_TASK BRIEF_
What follows is a set of records, each of which is to be written out exactly.

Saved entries

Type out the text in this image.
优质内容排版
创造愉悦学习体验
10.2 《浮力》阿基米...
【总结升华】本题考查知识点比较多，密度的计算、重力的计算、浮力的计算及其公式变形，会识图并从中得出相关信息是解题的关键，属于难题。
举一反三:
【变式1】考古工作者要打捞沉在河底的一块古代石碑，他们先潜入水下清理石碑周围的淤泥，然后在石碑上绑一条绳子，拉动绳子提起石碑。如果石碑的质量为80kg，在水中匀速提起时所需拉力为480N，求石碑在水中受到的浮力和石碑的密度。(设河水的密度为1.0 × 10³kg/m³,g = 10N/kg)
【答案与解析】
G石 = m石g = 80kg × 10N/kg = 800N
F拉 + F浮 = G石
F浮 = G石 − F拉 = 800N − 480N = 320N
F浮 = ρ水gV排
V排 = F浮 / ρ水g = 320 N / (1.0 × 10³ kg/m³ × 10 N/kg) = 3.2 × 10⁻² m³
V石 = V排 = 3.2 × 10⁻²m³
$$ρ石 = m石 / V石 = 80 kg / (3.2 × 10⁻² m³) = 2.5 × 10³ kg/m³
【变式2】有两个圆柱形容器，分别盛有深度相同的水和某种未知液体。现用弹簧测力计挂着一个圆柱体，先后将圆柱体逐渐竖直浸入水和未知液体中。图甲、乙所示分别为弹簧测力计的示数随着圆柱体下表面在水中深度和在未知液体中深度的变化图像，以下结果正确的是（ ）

_ANSWER TO THIS PROBLEM_
Type out the text in this image.
优质内容排版
创造愉悦学习体验
10.2 《浮力》阿基米...
【总结升华】本题考查知识点比较多，密度的计算、重力的计算、浮力的计算及其公式变形，会识图并从中得出相关信息是解题的关键，属于难题。
举一反三:
【变式1】考古工作者要打捞沉在河底的一块古代石碑，他们先潜入水下清理石碑周围的淤泥，然后在石碑上绑一条绳子，拉动绳子提起石碑。如果石碑的质量为80kg，在水中匀速提起时所需拉力为480N，求石碑在水中受到的浮力和石碑的密度。(设河水的密度为1.0 × 10³kg/m³,g = 10N/kg)
【答案与解析】
G石 = m石g = 80kg × 10N/kg = 800N
F拉 + F浮 = G石
F浮 = G石 − F拉 = 800N − 480N = 320N
F浮 = ρ水gV排
V排 = F浮 / ρ水g = 320 N / (1.0 × 10³ kg/m³ × 10 N/kg) = 3.2 × 10⁻² m³
V石 = V排 = 3.2 × 10⁻²m³
$$ρ石 = m石 / V石 = 80 kg / (3.2 × 10⁻² m³) = 2.5 × 10³ kg/m³
【变式2】有两个圆柱形容器，分别盛有深度相同的水和某种未知液体。现用弹簧测力计挂着一个圆柱体，先后将圆柱体逐渐竖直浸入水和未知液体中。图甲、乙所示分别为弹簧测力计的示数随着圆柱体下表面在水中深度和在未知液体中深度的变化图像，以下结果正确的是（ ）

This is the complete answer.